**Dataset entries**
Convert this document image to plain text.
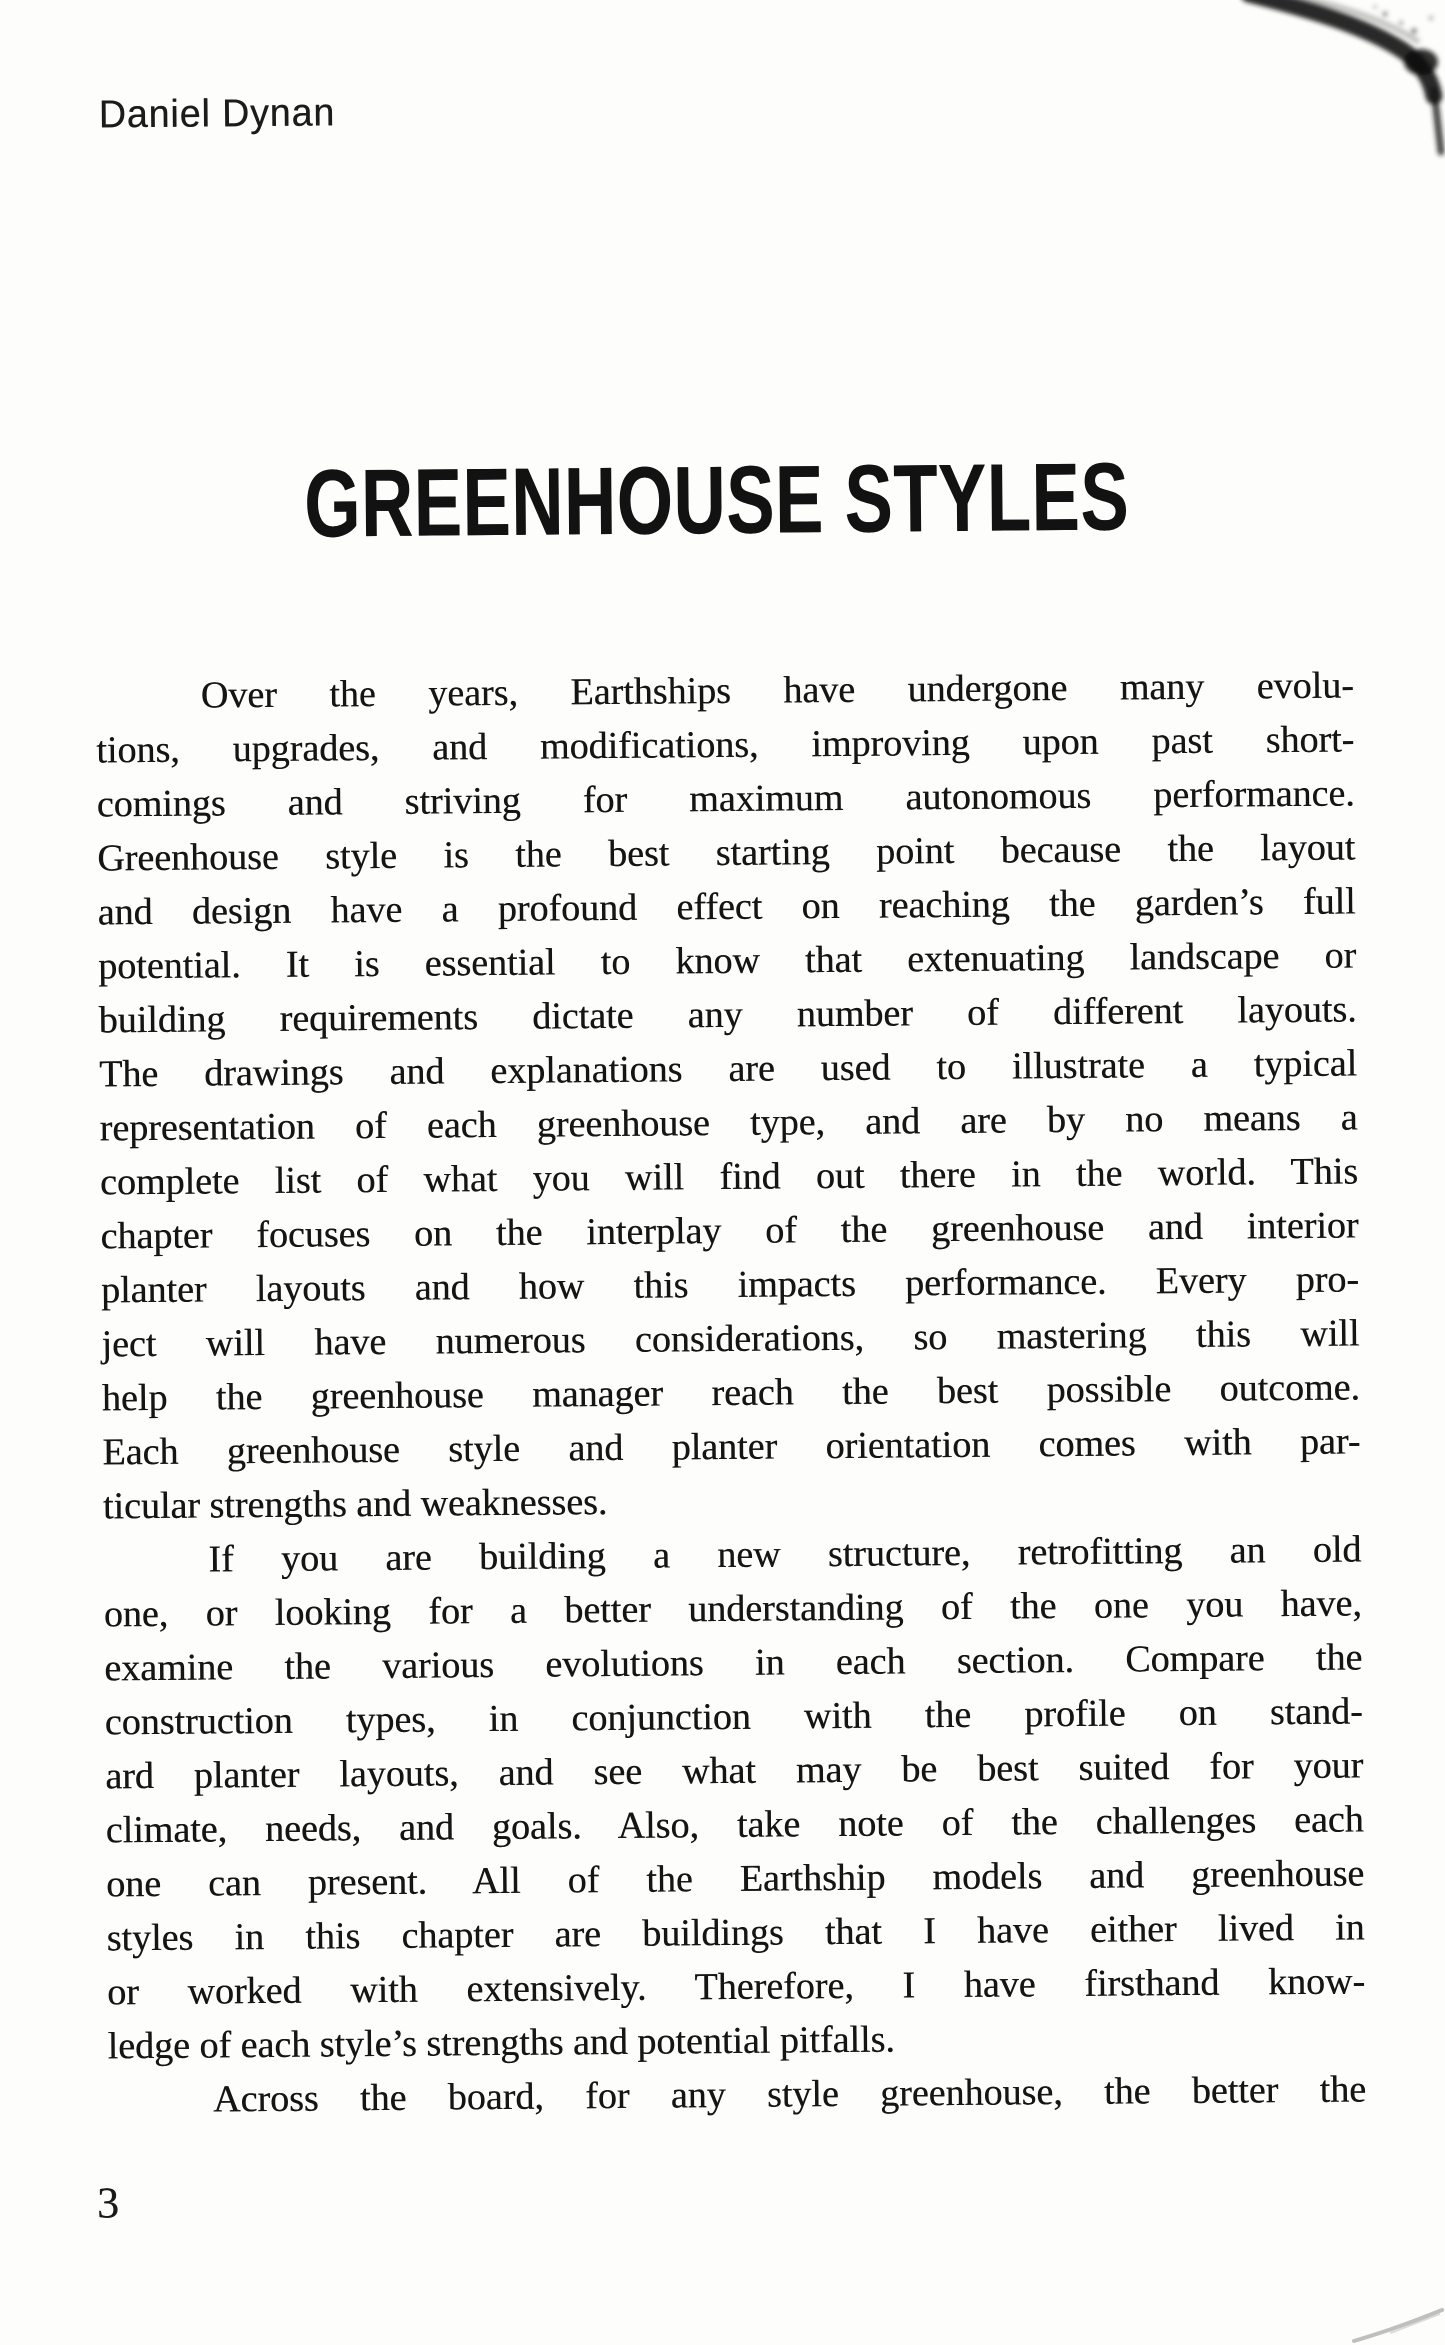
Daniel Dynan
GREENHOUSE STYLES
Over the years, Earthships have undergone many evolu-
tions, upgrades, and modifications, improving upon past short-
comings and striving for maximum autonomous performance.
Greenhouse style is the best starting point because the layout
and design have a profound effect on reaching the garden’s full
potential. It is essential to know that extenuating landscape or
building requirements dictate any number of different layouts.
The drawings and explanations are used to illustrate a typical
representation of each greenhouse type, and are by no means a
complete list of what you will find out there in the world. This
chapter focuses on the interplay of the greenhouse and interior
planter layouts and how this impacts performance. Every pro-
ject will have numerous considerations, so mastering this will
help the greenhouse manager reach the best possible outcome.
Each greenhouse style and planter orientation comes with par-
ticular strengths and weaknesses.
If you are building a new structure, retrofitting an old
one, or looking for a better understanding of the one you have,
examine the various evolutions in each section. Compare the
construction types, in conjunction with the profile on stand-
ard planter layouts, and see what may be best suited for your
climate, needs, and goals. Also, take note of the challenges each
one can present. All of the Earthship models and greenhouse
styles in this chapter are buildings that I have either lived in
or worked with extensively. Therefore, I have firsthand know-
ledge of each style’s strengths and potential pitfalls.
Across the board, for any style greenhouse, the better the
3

**WHAT YOU HAVE TO DO**
Write the lines above out again exactly, without any of their pictures.

**FINAL RESULT**
Convert this document image to plain text.
Daniel Dynan
GREENHOUSE STYLES
Over the years, Earthships have undergone many evolu-
tions, upgrades, and modifications, improving upon past short-
comings and striving for maximum autonomous performance.
Greenhouse style is the best starting point because the layout
and design have a profound effect on reaching the garden’s full
potential. It is essential to know that extenuating landscape or
building requirements dictate any number of different layouts.
The drawings and explanations are used to illustrate a typical
representation of each greenhouse type, and are by no means a
complete list of what you will find out there in the world. This
chapter focuses on the interplay of the greenhouse and interior
planter layouts and how this impacts performance. Every pro-
ject will have numerous considerations, so mastering this will
help the greenhouse manager reach the best possible outcome.
Each greenhouse style and planter orientation comes with par-
ticular strengths and weaknesses.
If you are building a new structure, retrofitting an old
one, or looking for a better understanding of the one you have,
examine the various evolutions in each section. Compare the
construction types, in conjunction with the profile on stand-
ard planter layouts, and see what may be best suited for your
climate, needs, and goals. Also, take note of the challenges each
one can present. All of the Earthship models and greenhouse
styles in this chapter are buildings that I have either lived in
or worked with extensively. Therefore, I have firsthand know-
ledge of each style’s strengths and potential pitfalls.
Across the board, for any style greenhouse, the better the
3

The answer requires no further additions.